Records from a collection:
━━━━━━━━━━━━━━━━━━━━━━━━━━━━━━
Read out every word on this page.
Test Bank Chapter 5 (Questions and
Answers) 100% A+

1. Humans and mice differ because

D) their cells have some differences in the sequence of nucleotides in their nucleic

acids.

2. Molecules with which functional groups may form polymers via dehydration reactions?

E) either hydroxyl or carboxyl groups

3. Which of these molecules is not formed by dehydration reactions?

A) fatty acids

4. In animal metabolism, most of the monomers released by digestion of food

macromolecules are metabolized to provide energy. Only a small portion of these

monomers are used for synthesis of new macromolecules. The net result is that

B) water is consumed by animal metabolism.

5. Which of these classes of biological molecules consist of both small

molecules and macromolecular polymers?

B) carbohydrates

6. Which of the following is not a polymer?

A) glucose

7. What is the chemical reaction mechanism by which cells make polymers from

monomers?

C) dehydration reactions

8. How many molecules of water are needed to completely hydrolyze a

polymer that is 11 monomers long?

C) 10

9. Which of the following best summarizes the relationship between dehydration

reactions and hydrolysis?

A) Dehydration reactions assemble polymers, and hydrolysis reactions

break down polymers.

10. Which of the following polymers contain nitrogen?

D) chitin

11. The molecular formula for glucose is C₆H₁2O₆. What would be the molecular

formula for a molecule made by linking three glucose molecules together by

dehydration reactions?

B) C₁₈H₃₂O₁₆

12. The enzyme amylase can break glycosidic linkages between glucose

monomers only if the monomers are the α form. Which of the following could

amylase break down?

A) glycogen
━━━━━━━━━━━━━━━━━━━━━━━━━━━━━━
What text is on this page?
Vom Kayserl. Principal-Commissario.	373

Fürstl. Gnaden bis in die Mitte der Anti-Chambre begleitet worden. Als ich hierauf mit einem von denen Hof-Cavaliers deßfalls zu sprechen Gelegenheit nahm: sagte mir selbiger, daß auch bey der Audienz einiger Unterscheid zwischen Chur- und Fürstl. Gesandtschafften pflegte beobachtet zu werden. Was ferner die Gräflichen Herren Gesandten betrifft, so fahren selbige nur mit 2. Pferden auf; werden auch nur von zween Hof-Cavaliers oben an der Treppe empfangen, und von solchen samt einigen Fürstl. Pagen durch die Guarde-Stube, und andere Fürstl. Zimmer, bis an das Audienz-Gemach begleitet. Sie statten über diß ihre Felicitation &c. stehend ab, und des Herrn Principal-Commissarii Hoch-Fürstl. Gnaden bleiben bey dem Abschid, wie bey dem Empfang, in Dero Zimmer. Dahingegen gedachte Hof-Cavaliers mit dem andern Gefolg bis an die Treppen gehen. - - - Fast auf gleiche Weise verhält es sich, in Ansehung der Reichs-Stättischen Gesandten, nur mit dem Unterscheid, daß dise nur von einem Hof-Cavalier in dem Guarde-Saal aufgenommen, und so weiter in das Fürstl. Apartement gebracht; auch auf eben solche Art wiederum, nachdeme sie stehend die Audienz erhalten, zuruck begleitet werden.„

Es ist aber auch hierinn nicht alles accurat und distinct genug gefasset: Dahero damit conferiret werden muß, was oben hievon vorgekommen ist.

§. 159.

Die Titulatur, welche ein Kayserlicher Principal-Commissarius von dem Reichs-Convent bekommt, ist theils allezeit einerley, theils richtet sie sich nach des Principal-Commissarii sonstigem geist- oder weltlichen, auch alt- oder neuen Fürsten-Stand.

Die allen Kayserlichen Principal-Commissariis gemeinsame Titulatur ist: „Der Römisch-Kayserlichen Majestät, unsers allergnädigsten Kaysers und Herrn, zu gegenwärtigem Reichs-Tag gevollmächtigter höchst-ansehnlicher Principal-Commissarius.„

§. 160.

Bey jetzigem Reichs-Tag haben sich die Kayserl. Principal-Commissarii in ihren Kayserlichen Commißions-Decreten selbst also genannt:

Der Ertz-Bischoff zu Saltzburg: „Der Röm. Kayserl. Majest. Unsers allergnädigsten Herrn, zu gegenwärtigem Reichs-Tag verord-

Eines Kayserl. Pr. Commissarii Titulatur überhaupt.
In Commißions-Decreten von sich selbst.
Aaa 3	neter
━━━━━━━━━━━━━━━━━━━━━━━━━━━━━━
WHAT YOU HAVE TO DO
Go through the entries and return each line where the word "metabolism" occurs.

EXPECTED OUTPUT
4. In animal metabolism, most of the monomers released by digestion of food
B) water is consumed by animal metabolism.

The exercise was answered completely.